Examine each line of the data. Copy those that contain the string "communication".

___ Materials provided ___

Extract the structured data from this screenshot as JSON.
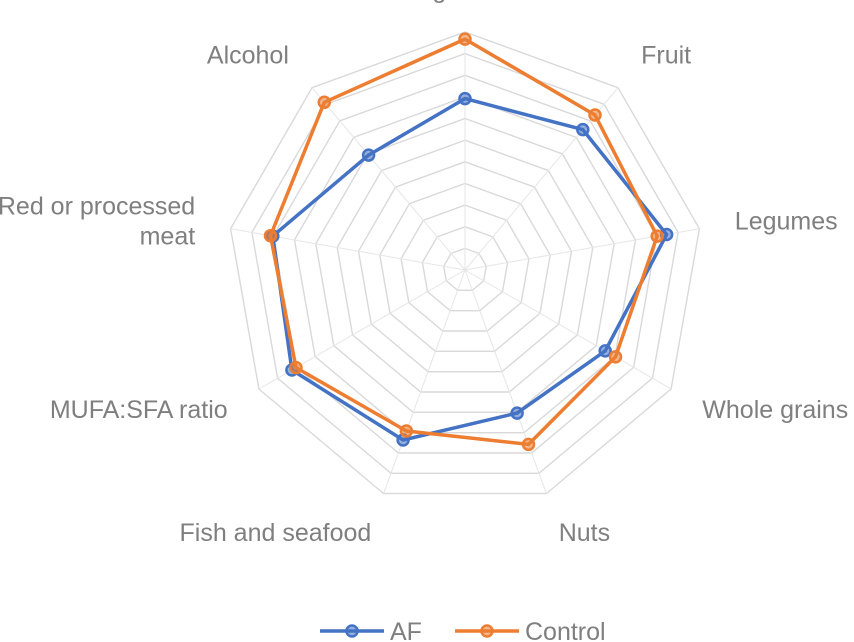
{
  "chart_data": {
    "type": "radar",
    "categories": [
      "Vegetables",
      "Fruit",
      "Legumes",
      "Whole grains",
      "Nuts",
      "Fish and seafood",
      "MUFA:SFA ratio",
      "Red or processed meat",
      "Alcohol"
    ],
    "category_lines": [
      [
        "Vegetables"
      ],
      [
        "Fruit"
      ],
      [
        "Legumes"
      ],
      [
        "Whole grains"
      ],
      [
        "Nuts"
      ],
      [
        "Fish and seafood"
      ],
      [
        "MUFA:SFA ratio"
      ],
      [
        "Red or processed",
        "meat"
      ],
      [
        "Alcohol"
      ]
    ],
    "rmin": 0,
    "rmax": 1.0,
    "grid_levels": 11,
    "grid": true,
    "legend_position": "bottom",
    "series": [
      {
        "name": "AF",
        "color": "#4472c4",
        "values": [
          0.72,
          0.77,
          0.86,
          0.68,
          0.64,
          0.76,
          0.84,
          0.82,
          0.63
        ]
      },
      {
        "name": "Control",
        "color": "#ed7d31",
        "values": [
          0.97,
          0.85,
          0.82,
          0.73,
          0.78,
          0.72,
          0.82,
          0.83,
          0.92
        ]
      }
    ]
  }
}
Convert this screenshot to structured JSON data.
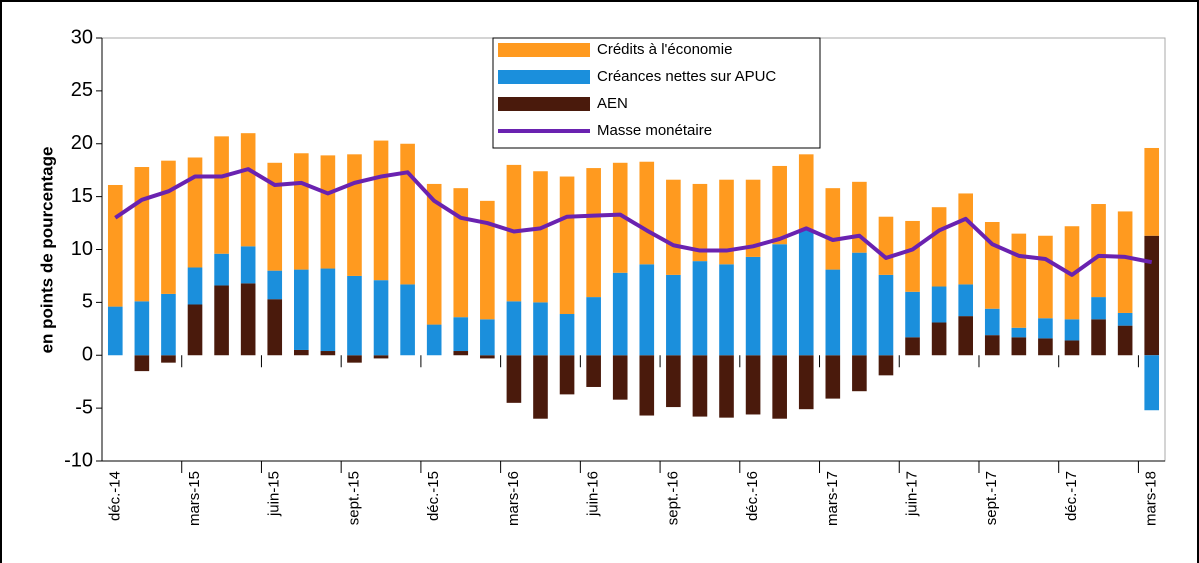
{
  "chart_data": {
    "type": "bar",
    "y_label": "en points de pourcentage",
    "categories": [
      "déc.-14",
      null,
      null,
      "mars-15",
      null,
      null,
      "juin-15",
      null,
      null,
      "sept.-15",
      null,
      null,
      "déc.-15",
      null,
      null,
      "mars-16",
      null,
      null,
      "juin-16",
      null,
      null,
      "sept.-16",
      null,
      null,
      "déc.-16",
      null,
      null,
      "mars-17",
      null,
      null,
      "juin-17",
      null,
      null,
      "sept.-17",
      null,
      null,
      "déc.-17",
      null,
      null,
      "mars-18"
    ],
    "series": [
      {
        "name": "AEN",
        "type": "bar",
        "color": "#4a1a0c",
        "values": [
          0,
          -1.5,
          -0.7,
          4.8,
          6.6,
          6.8,
          5.3,
          0.5,
          0.4,
          -0.7,
          -0.3,
          0,
          0,
          0.4,
          -0.3,
          -4.5,
          -6.0,
          -3.7,
          -3.0,
          -4.2,
          -5.7,
          -4.9,
          -5.8,
          -5.9,
          -5.6,
          -6.0,
          -5.1,
          -4.1,
          -3.4,
          -1.9,
          1.7,
          3.1,
          3.7,
          1.9,
          1.7,
          1.6,
          1.4,
          3.4,
          2.8,
          11.3
        ]
      },
      {
        "name": "Créances nettes sur APUC",
        "type": "bar",
        "color": "#1b8fdc",
        "values": [
          4.6,
          5.1,
          5.8,
          3.5,
          3.0,
          3.5,
          2.7,
          7.6,
          7.8,
          7.5,
          7.1,
          6.7,
          2.9,
          3.2,
          3.4,
          5.1,
          5.0,
          3.9,
          5.5,
          7.8,
          8.6,
          7.6,
          8.9,
          8.6,
          9.3,
          10.5,
          11.8,
          8.1,
          9.7,
          7.6,
          4.3,
          3.4,
          3.0,
          2.5,
          0.9,
          1.9,
          2.0,
          2.1,
          1.2,
          -5.2
        ]
      },
      {
        "name": "Crédits à l'économie",
        "type": "bar",
        "color": "#ff9a1f",
        "values": [
          11.5,
          12.7,
          12.6,
          10.4,
          11.1,
          10.7,
          10.2,
          11.0,
          10.7,
          11.5,
          13.2,
          13.3,
          13.3,
          12.2,
          11.2,
          12.9,
          12.4,
          13.0,
          12.2,
          10.4,
          9.7,
          9.0,
          7.3,
          8.0,
          7.3,
          7.4,
          7.2,
          7.7,
          6.7,
          5.5,
          6.7,
          7.5,
          8.6,
          8.2,
          8.9,
          7.8,
          8.8,
          8.8,
          9.6,
          8.3
        ]
      },
      {
        "name": "Masse monétaire",
        "type": "line",
        "color": "#6a22b0",
        "values": [
          13.0,
          14.7,
          15.5,
          16.9,
          16.9,
          17.6,
          16.1,
          16.3,
          15.3,
          16.3,
          16.9,
          17.3,
          14.6,
          13.0,
          12.5,
          11.7,
          12.0,
          13.1,
          13.2,
          13.3,
          11.8,
          10.4,
          9.9,
          9.9,
          10.3,
          11.0,
          12.0,
          10.9,
          11.3,
          9.2,
          10.0,
          11.8,
          12.9,
          10.5,
          9.4,
          9.1,
          7.6,
          9.4,
          9.3,
          8.8
        ]
      }
    ],
    "legend_order": [
      2,
      1,
      0,
      3
    ],
    "ylim": [
      -10,
      30
    ],
    "yticks": [
      -10,
      -5,
      0,
      5,
      10,
      15,
      20,
      25,
      30
    ],
    "grid": false,
    "legend": "top"
  }
}
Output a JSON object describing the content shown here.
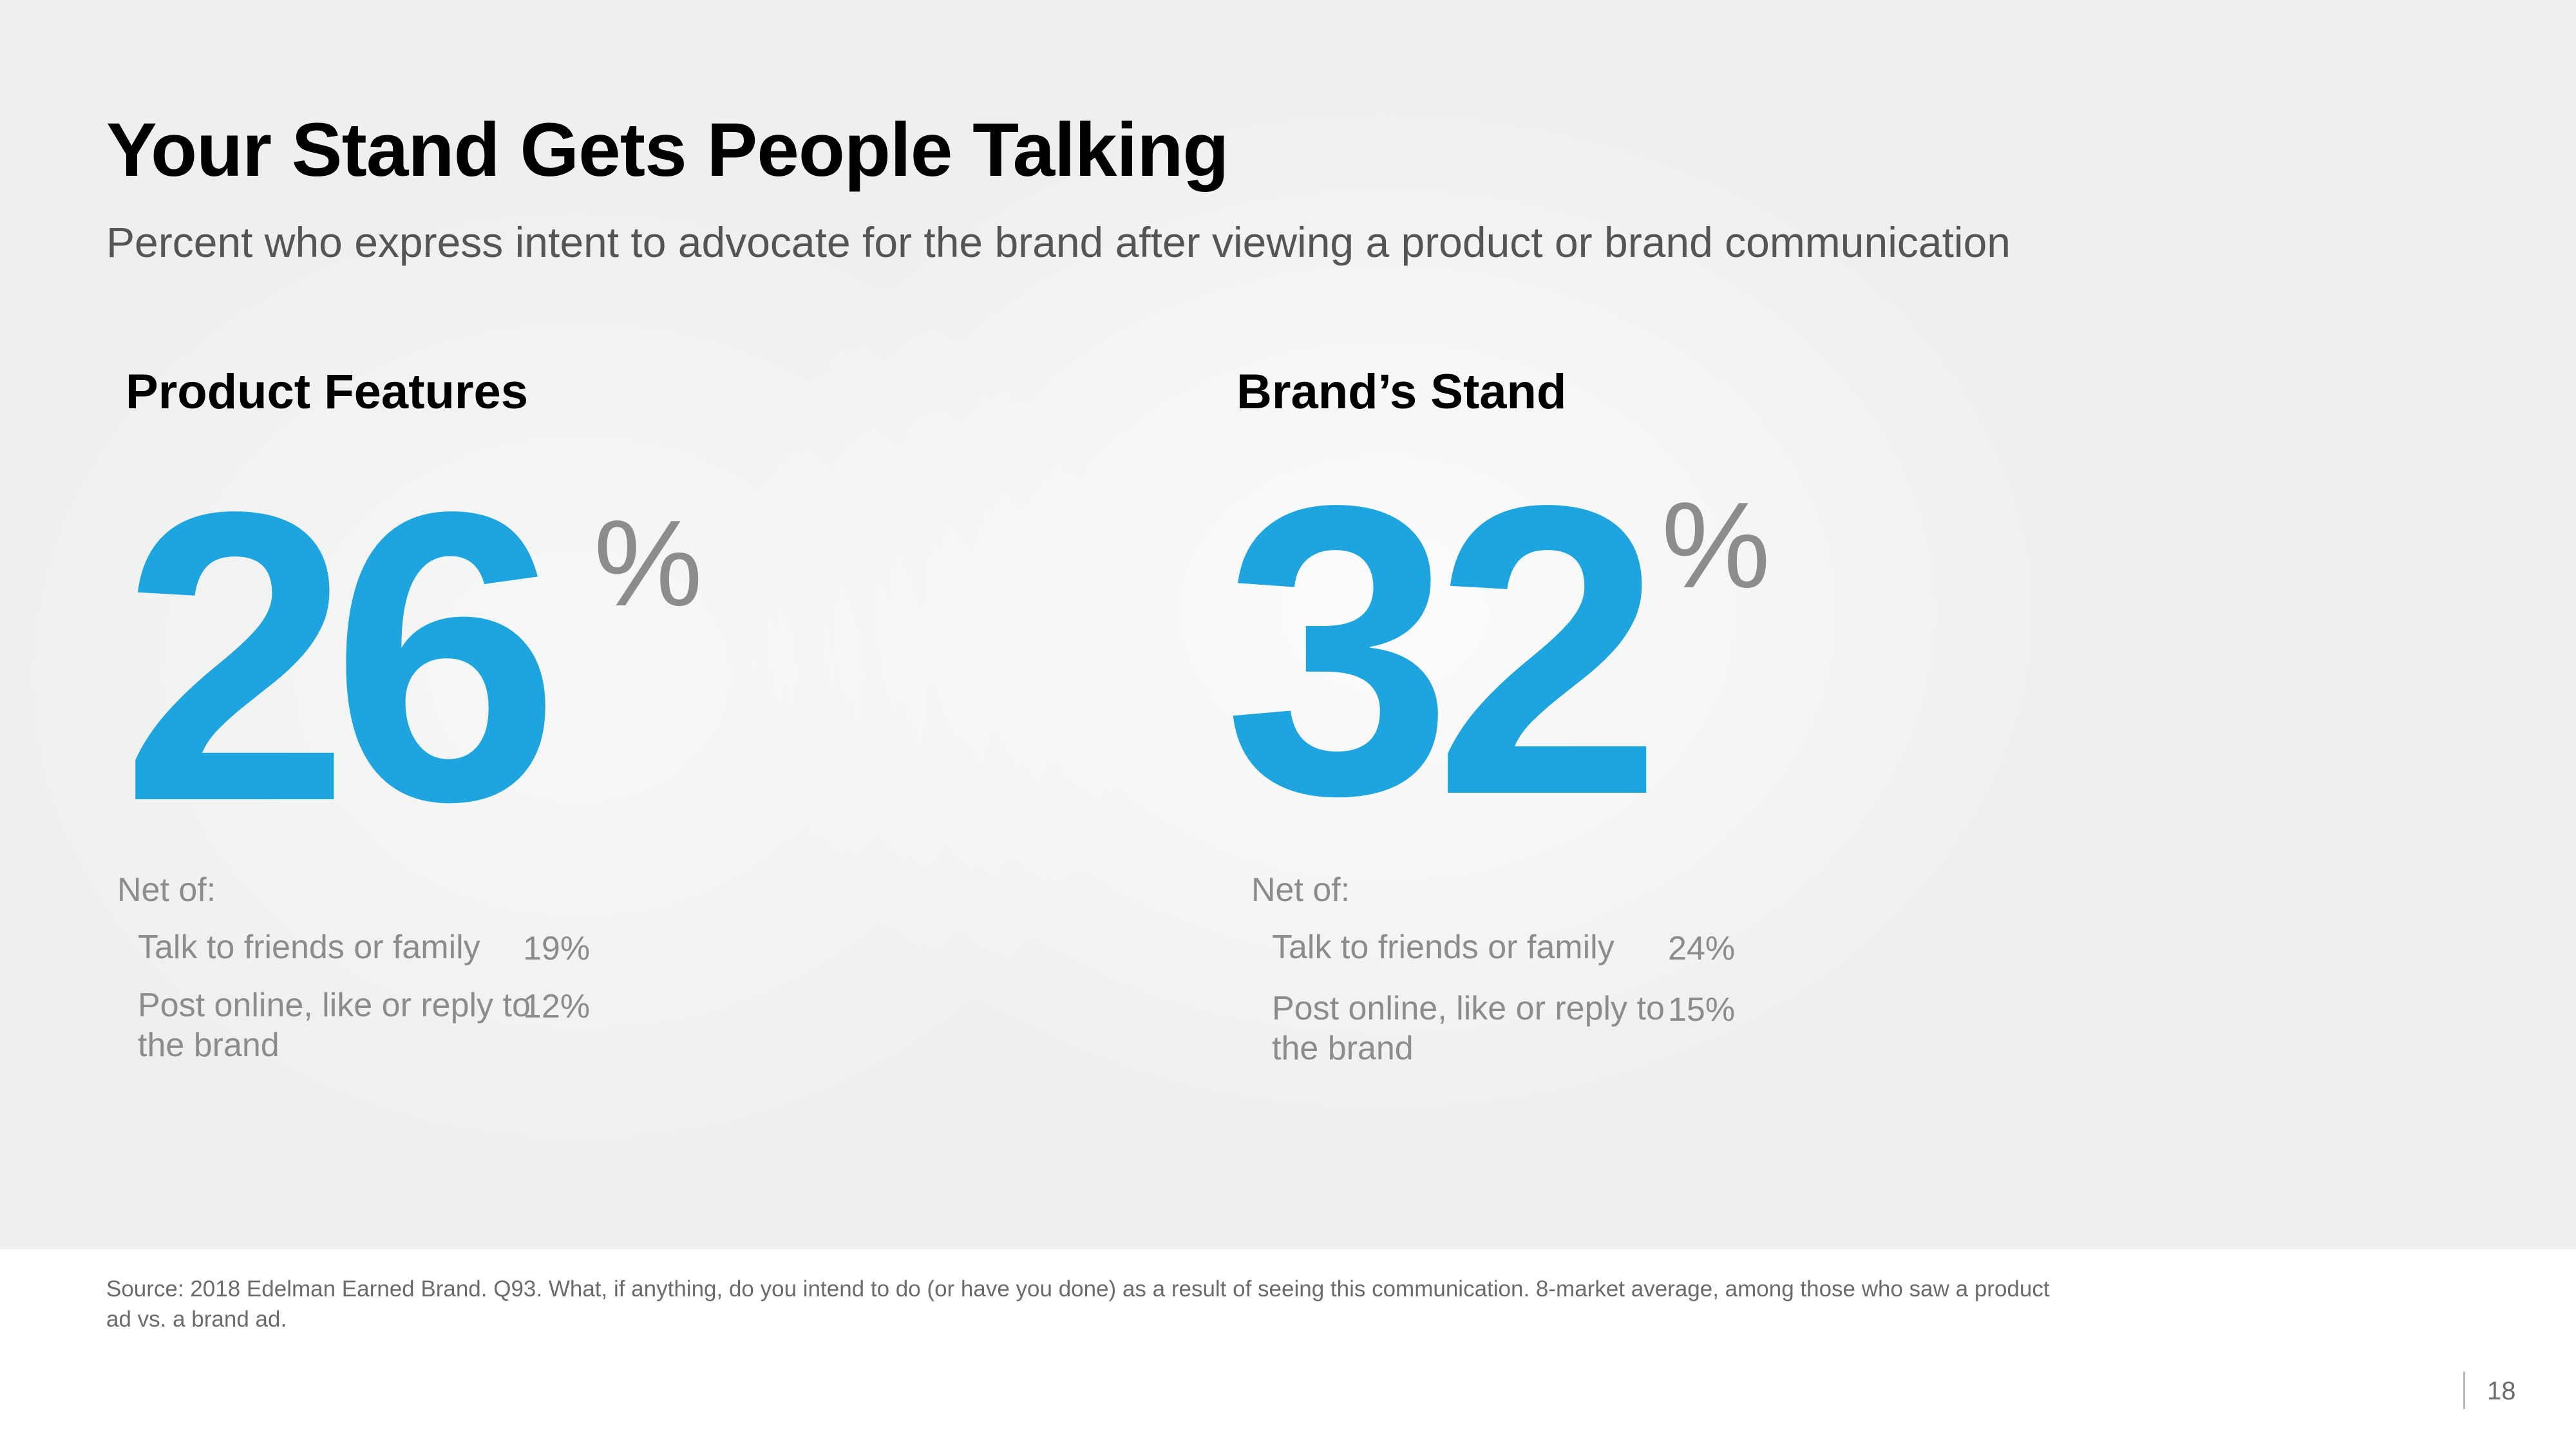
{
  "slide": {
    "title": "Your Stand Gets People Talking",
    "subtitle": "Percent who express intent to advocate for the brand after viewing a product or brand communication",
    "accent_color": "#1ea5e0",
    "page_number": "18"
  },
  "panels": [
    {
      "heading": "Product Features",
      "value": "26",
      "percent_sign": "%",
      "net_label": "Net of:",
      "items": [
        {
          "label": "Talk to friends or family",
          "value": "19%"
        },
        {
          "label": "Post online, like or reply to the brand",
          "value": "12%"
        }
      ]
    },
    {
      "heading": "Brand’s Stand",
      "value": "32",
      "percent_sign": "%",
      "net_label": "Net of:",
      "items": [
        {
          "label": "Talk to friends or family",
          "value": "24%"
        },
        {
          "label": "Post online, like or reply to the brand",
          "value": "15%"
        }
      ]
    }
  ],
  "footer": {
    "source": "Source: 2018 Edelman Earned Brand. Q93. What, if anything, do you intend to do (or have you done) as a result of seeing this communication. 8-market average, among those who saw a product ad vs. a brand ad."
  }
}
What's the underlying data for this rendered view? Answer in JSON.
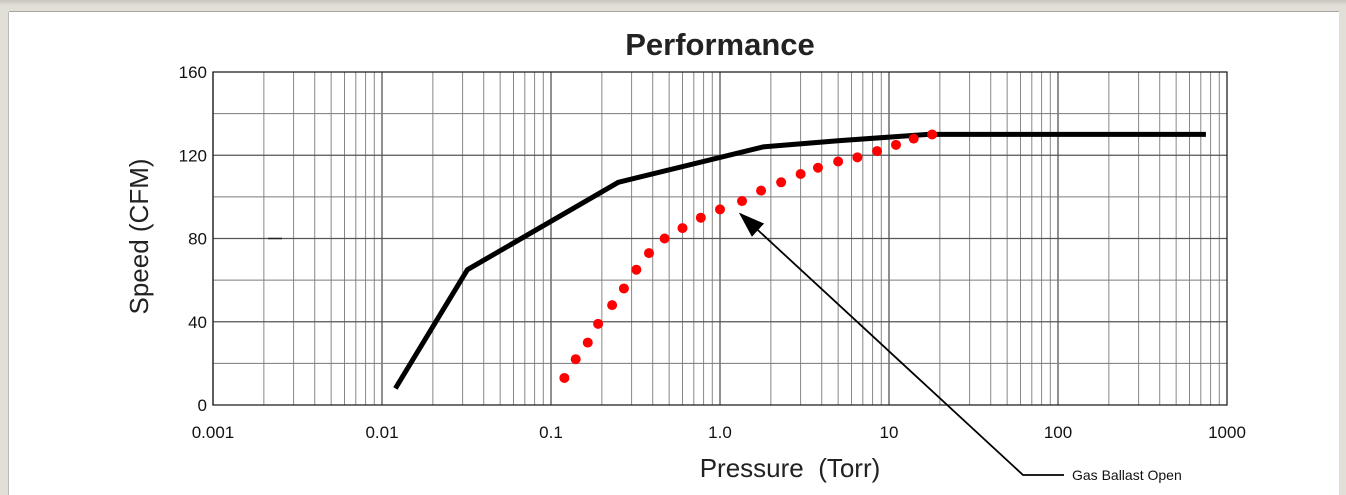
{
  "chart_data": {
    "type": "line",
    "title": "Performance",
    "xlabel": "Pressure  (Torr)",
    "ylabel": "Speed (CFM)",
    "xscale": "log",
    "xlim": [
      0.001,
      1000
    ],
    "ylim": [
      0,
      160
    ],
    "x_tick_labels": [
      "0.001",
      "0.01",
      "0.1",
      "1.0",
      "10",
      "100",
      "1000"
    ],
    "y_tick_labels": [
      "0",
      "40",
      "80",
      "120",
      "160"
    ],
    "grid": true,
    "series": [
      {
        "name": "",
        "style": "solid",
        "color": "#000000",
        "points": [
          [
            0.012,
            8
          ],
          [
            0.032,
            65
          ],
          [
            0.25,
            107
          ],
          [
            1.8,
            124
          ],
          [
            5,
            127
          ],
          [
            17,
            130
          ],
          [
            750,
            130
          ]
        ]
      },
      {
        "name": "",
        "style": "dotted",
        "color": "#ff0000",
        "points": [
          [
            0.12,
            13
          ],
          [
            0.14,
            22
          ],
          [
            0.165,
            30
          ],
          [
            0.19,
            39
          ],
          [
            0.23,
            48
          ],
          [
            0.27,
            56
          ],
          [
            0.32,
            65
          ],
          [
            0.38,
            73
          ],
          [
            0.47,
            80
          ],
          [
            0.6,
            85
          ],
          [
            0.77,
            90
          ],
          [
            1.0,
            94
          ],
          [
            1.35,
            98
          ],
          [
            1.75,
            103
          ],
          [
            2.3,
            107
          ],
          [
            3.0,
            111
          ],
          [
            3.8,
            114
          ],
          [
            5.0,
            117
          ],
          [
            6.5,
            119
          ],
          [
            8.5,
            122
          ],
          [
            11,
            125
          ],
          [
            14,
            128
          ],
          [
            18,
            130
          ]
        ]
      }
    ],
    "annotations": [
      {
        "text": "Gas Ballast Open",
        "points_to": [
          1.25,
          87
        ]
      }
    ]
  }
}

___

Solution for this exercise:
    "subtitle": "Percent who express intent to advocate for the brand after viewing a product or brand communication",
    "source": "Source: 2018 Edelman Earned Brand. Q93. What, if anything, do you intend to do (or have you done) as a result of seeing this communication. 8-market average, among those who saw a product ad vs. a brand ad."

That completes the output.